• EXERCISE BRIEF:
Each line of the listing that contains the word "text" is to be copied.

• THE RECORDS:
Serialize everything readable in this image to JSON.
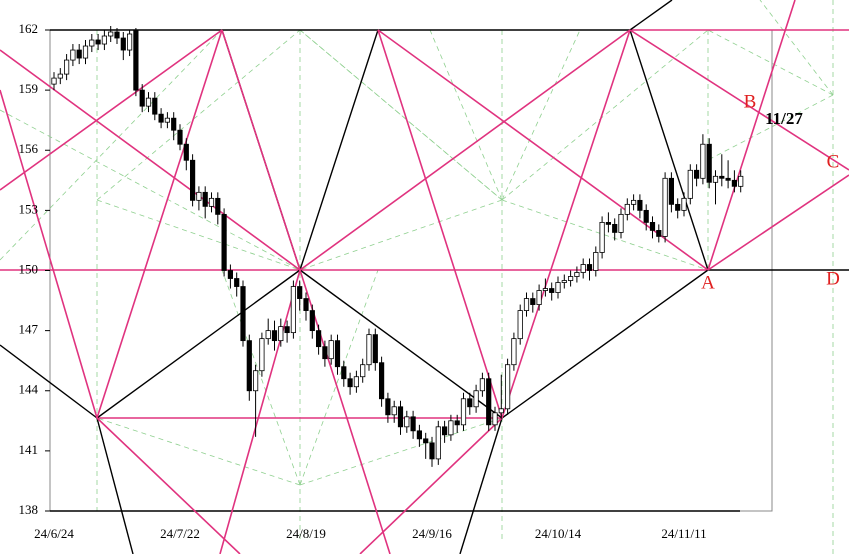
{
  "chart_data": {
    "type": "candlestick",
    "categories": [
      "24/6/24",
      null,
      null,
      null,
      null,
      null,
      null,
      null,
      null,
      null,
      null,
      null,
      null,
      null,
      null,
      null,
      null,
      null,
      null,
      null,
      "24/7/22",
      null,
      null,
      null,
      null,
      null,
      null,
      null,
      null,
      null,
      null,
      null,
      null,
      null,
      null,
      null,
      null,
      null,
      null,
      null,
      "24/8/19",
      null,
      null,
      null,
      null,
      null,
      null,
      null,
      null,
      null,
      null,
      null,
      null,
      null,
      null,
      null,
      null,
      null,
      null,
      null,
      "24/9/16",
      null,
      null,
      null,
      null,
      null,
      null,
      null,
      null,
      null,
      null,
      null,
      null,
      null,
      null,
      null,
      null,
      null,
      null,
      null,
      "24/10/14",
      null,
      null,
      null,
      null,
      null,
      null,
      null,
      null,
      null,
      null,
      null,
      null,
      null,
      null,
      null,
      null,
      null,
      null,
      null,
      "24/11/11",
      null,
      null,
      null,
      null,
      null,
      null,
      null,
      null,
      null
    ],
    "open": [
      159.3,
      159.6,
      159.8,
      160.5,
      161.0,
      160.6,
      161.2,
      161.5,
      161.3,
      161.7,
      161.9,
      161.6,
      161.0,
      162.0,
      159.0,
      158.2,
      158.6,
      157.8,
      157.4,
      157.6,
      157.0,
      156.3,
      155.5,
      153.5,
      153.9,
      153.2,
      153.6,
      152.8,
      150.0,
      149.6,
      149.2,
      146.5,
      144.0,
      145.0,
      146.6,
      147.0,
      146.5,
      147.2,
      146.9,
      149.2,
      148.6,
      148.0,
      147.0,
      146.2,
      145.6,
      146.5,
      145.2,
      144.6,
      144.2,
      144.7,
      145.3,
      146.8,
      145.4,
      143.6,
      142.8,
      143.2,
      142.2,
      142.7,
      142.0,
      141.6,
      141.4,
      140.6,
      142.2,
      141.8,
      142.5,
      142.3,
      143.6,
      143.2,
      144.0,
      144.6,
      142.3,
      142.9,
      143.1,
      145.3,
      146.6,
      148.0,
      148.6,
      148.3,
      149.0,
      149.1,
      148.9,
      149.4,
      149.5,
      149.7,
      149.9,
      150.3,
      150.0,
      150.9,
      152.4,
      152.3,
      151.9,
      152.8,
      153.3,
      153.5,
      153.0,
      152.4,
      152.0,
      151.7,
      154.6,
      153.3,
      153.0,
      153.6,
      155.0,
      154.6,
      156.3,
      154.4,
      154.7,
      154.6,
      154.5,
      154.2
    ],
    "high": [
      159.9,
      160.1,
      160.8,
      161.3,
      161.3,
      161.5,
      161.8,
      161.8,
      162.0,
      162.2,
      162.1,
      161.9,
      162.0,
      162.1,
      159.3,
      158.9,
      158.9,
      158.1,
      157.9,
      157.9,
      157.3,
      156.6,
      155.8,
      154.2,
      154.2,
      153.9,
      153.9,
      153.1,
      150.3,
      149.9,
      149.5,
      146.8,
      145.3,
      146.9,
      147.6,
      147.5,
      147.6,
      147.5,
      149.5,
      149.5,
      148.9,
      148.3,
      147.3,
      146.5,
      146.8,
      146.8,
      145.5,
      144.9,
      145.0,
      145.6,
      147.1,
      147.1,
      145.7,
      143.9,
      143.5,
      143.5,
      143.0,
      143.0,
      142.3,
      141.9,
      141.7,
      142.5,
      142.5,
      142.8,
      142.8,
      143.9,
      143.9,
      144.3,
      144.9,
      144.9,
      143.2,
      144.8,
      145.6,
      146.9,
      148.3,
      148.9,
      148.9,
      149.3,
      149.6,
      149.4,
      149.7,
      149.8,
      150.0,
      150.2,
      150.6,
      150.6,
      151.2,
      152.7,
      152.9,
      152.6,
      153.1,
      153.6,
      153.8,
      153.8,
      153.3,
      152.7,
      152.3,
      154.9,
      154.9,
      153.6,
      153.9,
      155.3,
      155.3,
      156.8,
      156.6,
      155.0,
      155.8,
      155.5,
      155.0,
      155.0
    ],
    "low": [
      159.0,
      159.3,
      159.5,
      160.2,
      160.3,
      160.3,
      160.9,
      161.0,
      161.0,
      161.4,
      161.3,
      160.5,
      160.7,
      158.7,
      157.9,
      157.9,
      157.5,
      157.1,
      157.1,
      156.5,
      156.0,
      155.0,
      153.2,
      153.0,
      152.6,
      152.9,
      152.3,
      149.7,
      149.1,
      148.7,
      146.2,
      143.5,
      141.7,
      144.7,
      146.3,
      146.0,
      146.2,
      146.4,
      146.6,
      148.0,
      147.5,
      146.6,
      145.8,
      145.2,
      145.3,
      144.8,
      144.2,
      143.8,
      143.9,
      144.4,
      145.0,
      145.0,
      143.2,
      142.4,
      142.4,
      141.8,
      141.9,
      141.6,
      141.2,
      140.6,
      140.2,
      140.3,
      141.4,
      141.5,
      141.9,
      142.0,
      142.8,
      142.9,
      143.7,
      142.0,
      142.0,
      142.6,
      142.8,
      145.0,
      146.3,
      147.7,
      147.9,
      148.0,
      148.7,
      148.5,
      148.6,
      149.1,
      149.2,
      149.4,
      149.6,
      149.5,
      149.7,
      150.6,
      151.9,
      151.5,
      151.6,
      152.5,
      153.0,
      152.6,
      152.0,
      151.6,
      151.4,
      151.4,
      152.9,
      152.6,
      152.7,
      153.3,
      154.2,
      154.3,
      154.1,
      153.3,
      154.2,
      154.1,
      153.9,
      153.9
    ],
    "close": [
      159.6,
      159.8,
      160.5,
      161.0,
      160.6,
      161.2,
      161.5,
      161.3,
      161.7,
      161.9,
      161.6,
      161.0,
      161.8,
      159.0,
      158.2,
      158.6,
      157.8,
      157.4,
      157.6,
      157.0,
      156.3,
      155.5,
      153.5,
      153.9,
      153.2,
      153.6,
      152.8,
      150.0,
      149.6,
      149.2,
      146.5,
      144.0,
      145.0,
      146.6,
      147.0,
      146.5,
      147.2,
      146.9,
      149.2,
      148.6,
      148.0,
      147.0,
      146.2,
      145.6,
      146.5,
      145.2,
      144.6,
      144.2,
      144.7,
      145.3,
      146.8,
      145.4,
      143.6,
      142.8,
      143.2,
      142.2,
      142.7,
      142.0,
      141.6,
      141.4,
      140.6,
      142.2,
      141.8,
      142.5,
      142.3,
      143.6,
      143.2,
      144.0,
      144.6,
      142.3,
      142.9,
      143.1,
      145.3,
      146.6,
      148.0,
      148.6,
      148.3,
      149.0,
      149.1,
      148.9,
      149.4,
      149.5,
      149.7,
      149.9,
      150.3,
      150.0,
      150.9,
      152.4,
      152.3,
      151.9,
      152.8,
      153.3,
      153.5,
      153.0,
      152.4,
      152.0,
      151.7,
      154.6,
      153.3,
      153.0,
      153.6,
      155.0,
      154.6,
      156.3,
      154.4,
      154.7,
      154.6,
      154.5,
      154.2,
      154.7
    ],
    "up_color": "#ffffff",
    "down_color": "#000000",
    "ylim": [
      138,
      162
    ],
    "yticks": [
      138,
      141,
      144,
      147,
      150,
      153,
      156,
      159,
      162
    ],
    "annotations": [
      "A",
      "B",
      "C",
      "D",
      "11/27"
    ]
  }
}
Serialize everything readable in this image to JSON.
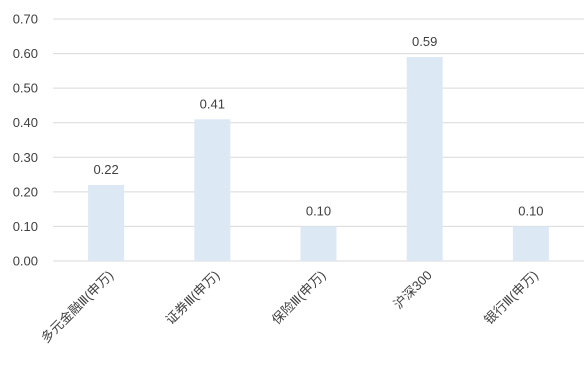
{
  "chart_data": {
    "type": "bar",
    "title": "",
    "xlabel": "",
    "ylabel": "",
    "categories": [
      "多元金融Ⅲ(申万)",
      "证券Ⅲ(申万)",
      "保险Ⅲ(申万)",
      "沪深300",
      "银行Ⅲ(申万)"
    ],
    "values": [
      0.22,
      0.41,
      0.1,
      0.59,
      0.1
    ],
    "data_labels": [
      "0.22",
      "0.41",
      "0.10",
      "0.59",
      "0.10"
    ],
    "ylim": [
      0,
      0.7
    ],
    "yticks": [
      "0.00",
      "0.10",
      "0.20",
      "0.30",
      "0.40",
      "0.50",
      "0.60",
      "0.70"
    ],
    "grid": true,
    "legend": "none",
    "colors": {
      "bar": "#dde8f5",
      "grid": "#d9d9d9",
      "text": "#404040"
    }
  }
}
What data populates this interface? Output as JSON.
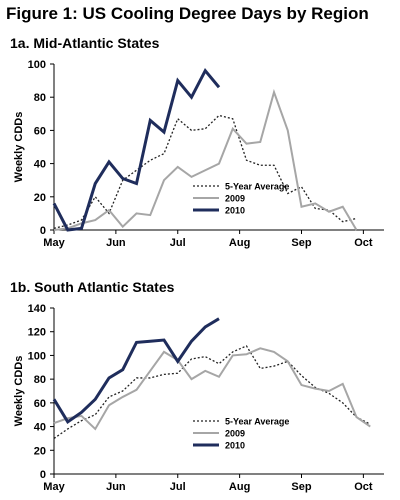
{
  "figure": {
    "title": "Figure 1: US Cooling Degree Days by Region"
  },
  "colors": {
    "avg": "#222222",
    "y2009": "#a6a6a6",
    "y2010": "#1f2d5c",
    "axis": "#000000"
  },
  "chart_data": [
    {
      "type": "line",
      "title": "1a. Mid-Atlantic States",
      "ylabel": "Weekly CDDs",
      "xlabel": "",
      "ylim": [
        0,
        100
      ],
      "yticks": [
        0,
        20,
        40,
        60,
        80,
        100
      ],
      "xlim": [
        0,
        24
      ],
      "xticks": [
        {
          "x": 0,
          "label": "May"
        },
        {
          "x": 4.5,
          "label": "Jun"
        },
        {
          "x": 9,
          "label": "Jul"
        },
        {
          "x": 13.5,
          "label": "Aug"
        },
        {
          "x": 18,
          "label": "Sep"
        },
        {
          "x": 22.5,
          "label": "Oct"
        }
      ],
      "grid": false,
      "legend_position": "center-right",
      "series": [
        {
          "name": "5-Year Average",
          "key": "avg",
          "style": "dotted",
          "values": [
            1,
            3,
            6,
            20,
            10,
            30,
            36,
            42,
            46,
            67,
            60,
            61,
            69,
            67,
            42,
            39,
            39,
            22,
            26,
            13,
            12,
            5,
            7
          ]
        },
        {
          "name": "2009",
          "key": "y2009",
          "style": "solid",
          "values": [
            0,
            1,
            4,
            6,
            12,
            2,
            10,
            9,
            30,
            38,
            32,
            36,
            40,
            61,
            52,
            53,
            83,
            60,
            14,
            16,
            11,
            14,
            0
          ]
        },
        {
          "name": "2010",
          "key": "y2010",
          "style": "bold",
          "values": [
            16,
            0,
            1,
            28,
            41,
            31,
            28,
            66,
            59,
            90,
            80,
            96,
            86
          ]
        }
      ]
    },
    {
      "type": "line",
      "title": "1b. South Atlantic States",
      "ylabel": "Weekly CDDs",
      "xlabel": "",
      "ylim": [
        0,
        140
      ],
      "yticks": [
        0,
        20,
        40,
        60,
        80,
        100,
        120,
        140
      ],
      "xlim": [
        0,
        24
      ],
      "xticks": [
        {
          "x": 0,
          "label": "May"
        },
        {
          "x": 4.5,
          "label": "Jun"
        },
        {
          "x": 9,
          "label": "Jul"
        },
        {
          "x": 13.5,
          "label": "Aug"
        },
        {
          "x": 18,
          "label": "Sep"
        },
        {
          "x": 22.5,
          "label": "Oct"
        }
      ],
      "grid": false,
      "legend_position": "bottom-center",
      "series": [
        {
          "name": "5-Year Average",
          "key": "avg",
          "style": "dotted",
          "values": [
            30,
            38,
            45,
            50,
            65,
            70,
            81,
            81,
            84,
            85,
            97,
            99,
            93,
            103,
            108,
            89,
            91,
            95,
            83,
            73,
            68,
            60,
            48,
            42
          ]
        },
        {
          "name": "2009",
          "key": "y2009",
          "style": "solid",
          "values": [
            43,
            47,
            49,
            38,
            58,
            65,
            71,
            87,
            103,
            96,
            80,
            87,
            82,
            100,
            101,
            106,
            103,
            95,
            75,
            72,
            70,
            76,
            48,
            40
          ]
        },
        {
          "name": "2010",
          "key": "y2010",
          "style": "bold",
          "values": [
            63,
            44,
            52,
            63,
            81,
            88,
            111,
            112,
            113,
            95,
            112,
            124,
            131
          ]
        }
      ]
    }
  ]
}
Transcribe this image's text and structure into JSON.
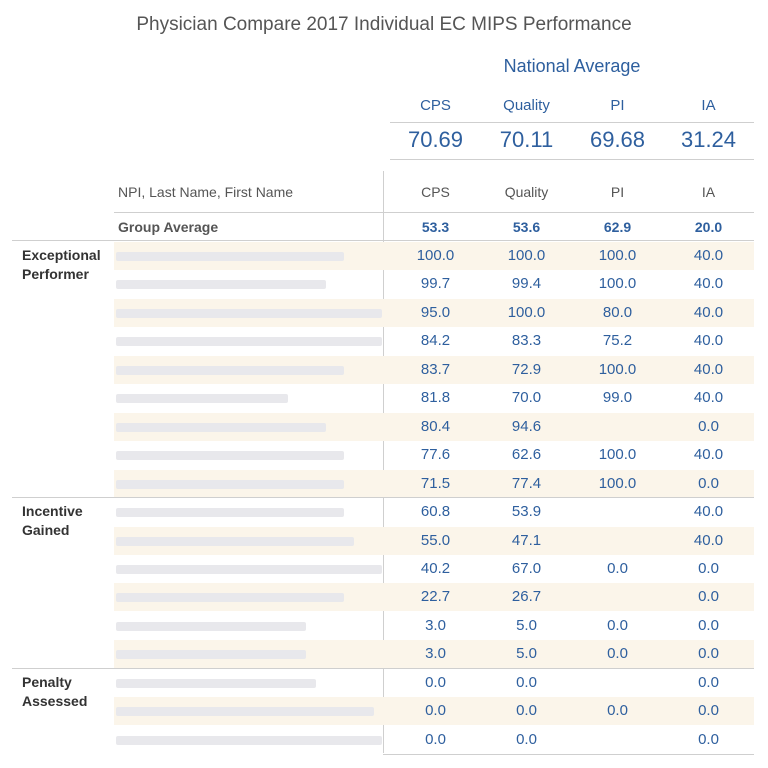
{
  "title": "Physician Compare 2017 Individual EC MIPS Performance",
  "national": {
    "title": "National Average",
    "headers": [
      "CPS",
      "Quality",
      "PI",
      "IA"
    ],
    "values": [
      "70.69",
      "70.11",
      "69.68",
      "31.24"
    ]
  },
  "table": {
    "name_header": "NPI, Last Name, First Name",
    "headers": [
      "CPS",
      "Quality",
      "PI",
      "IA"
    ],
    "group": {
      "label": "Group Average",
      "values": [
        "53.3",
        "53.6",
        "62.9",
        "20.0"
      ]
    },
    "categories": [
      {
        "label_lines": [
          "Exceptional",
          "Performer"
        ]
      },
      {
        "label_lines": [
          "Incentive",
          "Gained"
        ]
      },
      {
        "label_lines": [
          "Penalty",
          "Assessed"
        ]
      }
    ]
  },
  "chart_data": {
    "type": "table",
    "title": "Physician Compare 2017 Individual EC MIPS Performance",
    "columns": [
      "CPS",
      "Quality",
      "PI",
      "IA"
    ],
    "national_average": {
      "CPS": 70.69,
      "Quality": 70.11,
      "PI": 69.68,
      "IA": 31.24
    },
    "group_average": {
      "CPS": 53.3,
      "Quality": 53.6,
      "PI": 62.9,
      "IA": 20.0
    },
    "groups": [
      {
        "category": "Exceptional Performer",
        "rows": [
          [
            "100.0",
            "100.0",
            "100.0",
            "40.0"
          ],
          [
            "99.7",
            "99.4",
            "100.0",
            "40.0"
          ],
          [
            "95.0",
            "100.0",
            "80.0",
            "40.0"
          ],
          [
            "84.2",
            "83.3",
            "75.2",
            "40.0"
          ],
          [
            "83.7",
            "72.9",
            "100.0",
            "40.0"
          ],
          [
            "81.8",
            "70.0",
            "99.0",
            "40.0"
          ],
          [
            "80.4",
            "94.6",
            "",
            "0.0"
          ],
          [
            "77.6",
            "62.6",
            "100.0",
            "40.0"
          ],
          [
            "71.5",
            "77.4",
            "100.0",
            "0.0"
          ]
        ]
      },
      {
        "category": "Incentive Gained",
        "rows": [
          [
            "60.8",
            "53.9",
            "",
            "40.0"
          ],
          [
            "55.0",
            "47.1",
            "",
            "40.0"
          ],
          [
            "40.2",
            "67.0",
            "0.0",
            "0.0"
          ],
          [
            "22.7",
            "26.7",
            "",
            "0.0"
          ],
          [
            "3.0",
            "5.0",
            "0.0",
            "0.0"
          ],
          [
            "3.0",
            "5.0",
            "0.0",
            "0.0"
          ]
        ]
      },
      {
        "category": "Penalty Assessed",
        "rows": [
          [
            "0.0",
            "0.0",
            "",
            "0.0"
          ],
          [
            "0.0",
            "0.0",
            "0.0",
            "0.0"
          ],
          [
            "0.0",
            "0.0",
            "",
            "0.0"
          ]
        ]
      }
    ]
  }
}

• WRITTEN RESPONSE:
      "text": "#404040"
Transcribe this image's text and structure into JSON.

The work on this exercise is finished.